(Aim of the exercise) Print the listing that follows, character for character.

** begin Exercise input **

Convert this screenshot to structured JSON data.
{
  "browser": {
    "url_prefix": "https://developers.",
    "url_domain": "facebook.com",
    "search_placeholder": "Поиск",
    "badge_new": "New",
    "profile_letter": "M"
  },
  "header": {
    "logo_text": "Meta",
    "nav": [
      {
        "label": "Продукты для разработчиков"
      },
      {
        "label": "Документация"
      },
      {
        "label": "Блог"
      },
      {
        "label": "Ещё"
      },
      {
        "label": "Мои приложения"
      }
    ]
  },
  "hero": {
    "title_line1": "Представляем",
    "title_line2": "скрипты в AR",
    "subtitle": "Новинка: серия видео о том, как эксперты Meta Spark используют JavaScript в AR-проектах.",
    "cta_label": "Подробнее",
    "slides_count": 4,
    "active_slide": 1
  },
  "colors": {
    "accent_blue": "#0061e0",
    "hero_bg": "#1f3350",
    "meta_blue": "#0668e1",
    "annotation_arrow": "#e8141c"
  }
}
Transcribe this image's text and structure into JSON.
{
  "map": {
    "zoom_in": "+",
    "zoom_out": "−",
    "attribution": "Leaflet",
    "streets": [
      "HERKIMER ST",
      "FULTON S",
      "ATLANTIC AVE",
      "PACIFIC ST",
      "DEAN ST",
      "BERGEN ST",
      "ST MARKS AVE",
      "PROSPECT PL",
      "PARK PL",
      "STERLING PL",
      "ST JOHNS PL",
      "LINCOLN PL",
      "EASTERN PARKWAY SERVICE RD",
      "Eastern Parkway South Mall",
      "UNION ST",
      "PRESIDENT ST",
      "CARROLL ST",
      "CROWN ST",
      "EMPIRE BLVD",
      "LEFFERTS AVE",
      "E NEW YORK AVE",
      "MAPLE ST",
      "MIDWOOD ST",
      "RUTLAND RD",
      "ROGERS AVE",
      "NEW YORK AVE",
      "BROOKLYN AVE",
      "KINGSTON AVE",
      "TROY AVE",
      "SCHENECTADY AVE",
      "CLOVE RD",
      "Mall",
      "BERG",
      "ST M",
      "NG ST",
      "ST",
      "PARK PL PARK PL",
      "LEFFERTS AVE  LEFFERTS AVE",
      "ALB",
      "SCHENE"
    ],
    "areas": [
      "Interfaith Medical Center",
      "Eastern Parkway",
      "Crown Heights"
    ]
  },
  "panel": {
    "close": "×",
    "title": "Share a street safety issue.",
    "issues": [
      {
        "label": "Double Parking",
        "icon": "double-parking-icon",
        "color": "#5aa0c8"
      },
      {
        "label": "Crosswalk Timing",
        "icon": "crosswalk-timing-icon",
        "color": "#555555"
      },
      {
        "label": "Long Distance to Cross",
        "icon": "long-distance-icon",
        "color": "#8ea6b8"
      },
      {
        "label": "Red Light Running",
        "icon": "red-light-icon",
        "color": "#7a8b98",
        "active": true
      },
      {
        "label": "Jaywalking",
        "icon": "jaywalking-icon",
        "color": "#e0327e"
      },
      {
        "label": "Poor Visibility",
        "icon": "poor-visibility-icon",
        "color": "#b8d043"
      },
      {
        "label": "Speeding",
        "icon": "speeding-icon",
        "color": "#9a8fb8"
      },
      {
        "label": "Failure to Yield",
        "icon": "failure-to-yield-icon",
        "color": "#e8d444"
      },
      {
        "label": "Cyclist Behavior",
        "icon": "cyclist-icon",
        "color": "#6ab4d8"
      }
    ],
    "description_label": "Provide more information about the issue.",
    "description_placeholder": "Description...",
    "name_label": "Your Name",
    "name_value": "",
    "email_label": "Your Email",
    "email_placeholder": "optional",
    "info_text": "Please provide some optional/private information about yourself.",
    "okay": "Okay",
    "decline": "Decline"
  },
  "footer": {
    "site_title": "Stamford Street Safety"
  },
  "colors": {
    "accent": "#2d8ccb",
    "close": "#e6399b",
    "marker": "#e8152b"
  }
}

** end Exercise input **

(Answer for this exercise)
Convert this screenshot to structured JSON data.
{
  "browser": {
    "url_prefix": "https://developers.",
    "url_domain": "facebook.com",
    "search_placeholder": "Поиск",
    "badge_new": "New",
    "profile_letter": "M"
  },
  "header": {
    "logo_text": "Meta",
    "nav": [
      {
        "label": "Продукты для разработчиков"
      },
      {
        "label": "Документация"
      },
      {
        "label": "Блог"
      },
      {
        "label": "Ещё"
      },
      {
        "label": "Мои приложения"
      }
    ]
  },
  "hero": {
    "title_line1": "Представляем",
    "title_line2": "скрипты в AR",
    "subtitle": "Новинка: серия видео о том, как эксперты Meta Spark используют JavaScript в AR-проектах.",
    "cta_label": "Подробнее",
    "slides_count": 4,
    "active_slide": 1
  },
  "colors": {
    "accent_blue": "#0061e0",
    "hero_bg": "#1f3350",
    "meta_blue": "#0668e1",
    "annotation_arrow": "#e8141c"
  }
}
Transcribe this image's text and structure into JSON.
{
  "map": {
    "zoom_in": "+",
    "zoom_out": "−",
    "attribution": "Leaflet",
    "streets": [
      "HERKIMER ST",
      "FULTON S",
      "ATLANTIC AVE",
      "PACIFIC ST",
      "DEAN ST",
      "BERGEN ST",
      "ST MARKS AVE",
      "PROSPECT PL",
      "PARK PL",
      "STERLING PL",
      "ST JOHNS PL",
      "LINCOLN PL",
      "EASTERN PARKWAY SERVICE RD",
      "Eastern Parkway South Mall",
      "UNION ST",
      "PRESIDENT ST",
      "CARROLL ST",
      "CROWN ST",
      "EMPIRE BLVD",
      "LEFFERTS AVE",
      "E NEW YORK AVE",
      "MAPLE ST",
      "MIDWOOD ST",
      "RUTLAND RD",
      "ROGERS AVE",
      "NEW YORK AVE",
      "BROOKLYN AVE",
      "KINGSTON AVE",
      "TROY AVE",
      "SCHENECTADY AVE",
      "CLOVE RD",
      "Mall",
      "BERG",
      "ST M",
      "NG ST",
      "ST",
      "PARK PL PARK PL",
      "LEFFERTS AVE  LEFFERTS AVE",
      "ALB",
      "SCHENE"
    ],
    "areas": [
      "Interfaith Medical Center",
      "Eastern Parkway",
      "Crown Heights"
    ]
  },
  "panel": {
    "close": "×",
    "title": "Share a street safety issue.",
    "issues": [
      {
        "label": "Double Parking",
        "icon": "double-parking-icon",
        "color": "#5aa0c8"
      },
      {
        "label": "Crosswalk Timing",
        "icon": "crosswalk-timing-icon",
        "color": "#555555"
      },
      {
        "label": "Long Distance to Cross",
        "icon": "long-distance-icon",
        "color": "#8ea6b8"
      },
      {
        "label": "Red Light Running",
        "icon": "red-light-icon",
        "color": "#7a8b98",
        "active": true
      },
      {
        "label": "Jaywalking",
        "icon": "jaywalking-icon",
        "color": "#e0327e"
      },
      {
        "label": "Poor Visibility",
        "icon": "poor-visibility-icon",
        "color": "#b8d043"
      },
      {
        "label": "Speeding",
        "icon": "speeding-icon",
        "color": "#9a8fb8"
      },
      {
        "label": "Failure to Yield",
        "icon": "failure-to-yield-icon",
        "color": "#e8d444"
      },
      {
        "label": "Cyclist Behavior",
        "icon": "cyclist-icon",
        "color": "#6ab4d8"
      }
    ],
    "description_label": "Provide more information about the issue.",
    "description_placeholder": "Description...",
    "name_label": "Your Name",
    "name_value": "",
    "email_label": "Your Email",
    "email_placeholder": "optional",
    "info_text": "Please provide some optional/private information about yourself.",
    "okay": "Okay",
    "decline": "Decline"
  },
  "footer": {
    "site_title": "Stamford Street Safety"
  },
  "colors": {
    "accent": "#2d8ccb",
    "close": "#e6399b",
    "marker": "#e8152b"
  }
}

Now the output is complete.